EXERCISE DESCRIPTION ->
Keep only the lines of the data below that contain "this", and copy them.

— begin —

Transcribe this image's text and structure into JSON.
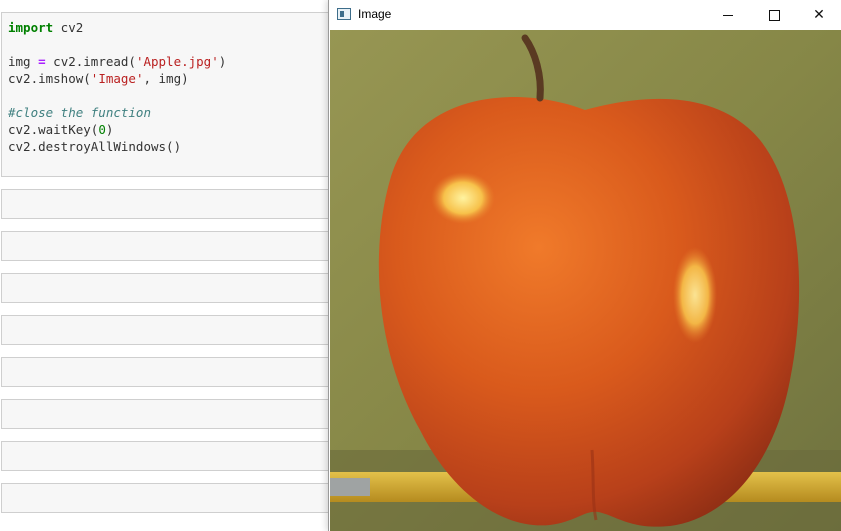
{
  "notebook": {
    "code_lines": [
      [
        {
          "t": "import",
          "c": "kw"
        },
        {
          "t": " cv2",
          "c": ""
        }
      ],
      [],
      [
        {
          "t": "img ",
          "c": ""
        },
        {
          "t": "=",
          "c": "op"
        },
        {
          "t": " cv2.imread(",
          "c": ""
        },
        {
          "t": "'Apple.jpg'",
          "c": "str"
        },
        {
          "t": ")",
          "c": ""
        }
      ],
      [
        {
          "t": "cv2.imshow(",
          "c": ""
        },
        {
          "t": "'Image'",
          "c": "str"
        },
        {
          "t": ", img)",
          "c": ""
        }
      ],
      [],
      [
        {
          "t": "#close the function",
          "c": "cm"
        }
      ],
      [
        {
          "t": "cv2.waitKey(",
          "c": ""
        },
        {
          "t": "0",
          "c": "num"
        },
        {
          "t": ")",
          "c": ""
        }
      ],
      [
        {
          "t": "cv2.destroyAllWindows()",
          "c": ""
        }
      ]
    ],
    "empty_cell_count": 8
  },
  "window": {
    "title": "Image",
    "icon": "window-app-icon",
    "controls": [
      "minimize-icon",
      "maximize-icon",
      "close-icon"
    ],
    "image": "red apple in front of a green background with a yellow pencil"
  },
  "colors": {
    "keyword": "#008000",
    "string": "#ba2121",
    "comment": "#408080",
    "operator": "#aa22ff",
    "cell_bg": "#f7f7f7",
    "cell_border": "#cfcfcf"
  }
}
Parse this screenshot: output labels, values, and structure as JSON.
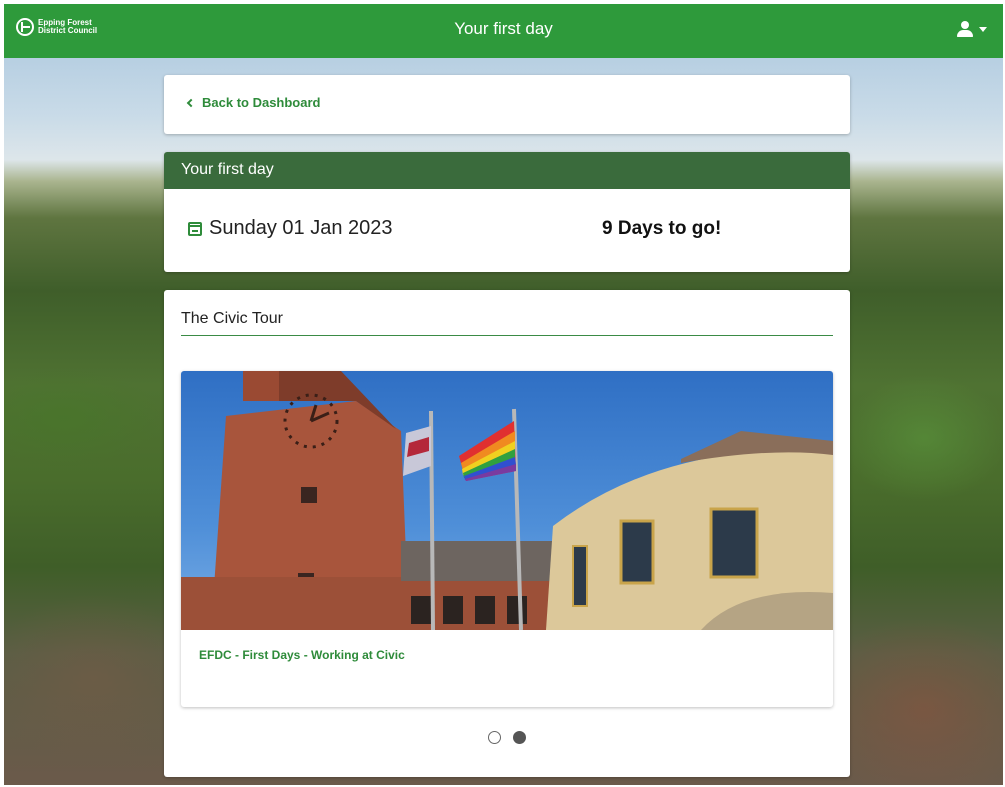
{
  "header": {
    "logo_line1": "Epping Forest",
    "logo_line2": "District Council",
    "title": "Your first day",
    "user_menu_icon": "user-icon",
    "user_menu_caret": "caret-down-icon"
  },
  "back": {
    "label": "Back to Dashboard",
    "icon": "chevron-left-icon"
  },
  "first_day": {
    "heading": "Your first day",
    "date": "Sunday 01 Jan 2023",
    "date_icon": "calendar-icon",
    "countdown": "9 Days to go!"
  },
  "tour": {
    "title": "The Civic Tour",
    "media_caption": "EFDC - First Days - Working at Civic",
    "carousel": {
      "count": 2,
      "active_index": 1
    }
  },
  "colors": {
    "primary_green": "#2e9a3b",
    "header_dark_green": "#3a6b3c",
    "link_green": "#2e8b3a"
  }
}
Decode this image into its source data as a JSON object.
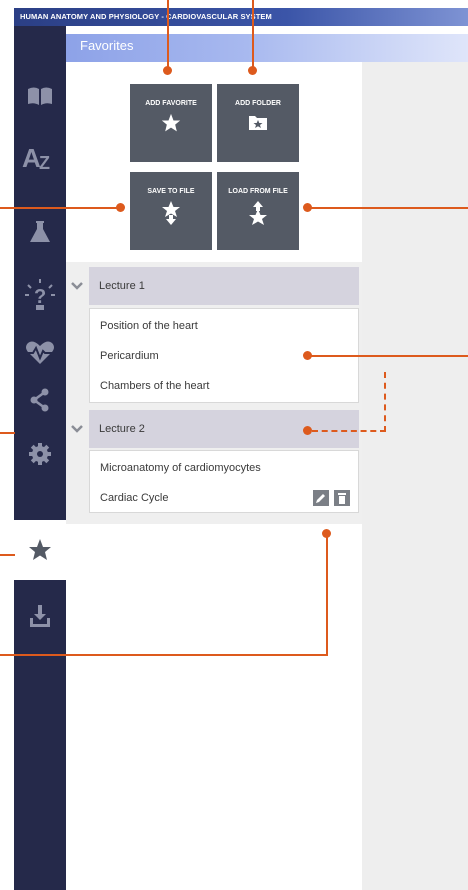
{
  "app": {
    "title": "HUMAN ANATOMY AND PHYSIOLOGY - CARDIOVASCULAR SYSTEM"
  },
  "panel": {
    "title": "Favorites"
  },
  "sidebar": {
    "items": [
      {
        "icon": "book-icon",
        "active": false
      },
      {
        "icon": "az-icon",
        "active": false
      },
      {
        "icon": "flask-icon",
        "active": false
      },
      {
        "icon": "lightbulb-question-icon",
        "active": false
      },
      {
        "icon": "heartbeat-icon",
        "active": false
      },
      {
        "icon": "share-icon",
        "active": false
      },
      {
        "icon": "gear-icon",
        "active": false
      },
      {
        "icon": "star-icon",
        "active": true
      },
      {
        "icon": "download-icon",
        "active": false
      }
    ]
  },
  "tiles": {
    "add_favorite": "ADD FAVORITE",
    "add_folder": "ADD FOLDER",
    "save_to_file": "SAVE TO FILE",
    "load_from_file": "LOAD FROM FILE"
  },
  "groups": [
    {
      "title": "Lecture 1",
      "items": [
        "Position of the heart",
        "Pericardium",
        "Chambers of the heart"
      ]
    },
    {
      "title": "Lecture 2",
      "items": [
        "Microanatomy of cardiomyocytes",
        "Cardiac Cycle"
      ]
    }
  ],
  "colors": {
    "sidebar": "#25294a",
    "tile": "#545a65",
    "accent": "#dd5a1d",
    "header": "#8da2e8"
  }
}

— end —

ANSWER FOR THE TASK ->
Transcribe this image's text and structure into JSON.
Parse this screenshot: output labels, values, and structure as JSON.
Decode this image into its source data as a JSON object.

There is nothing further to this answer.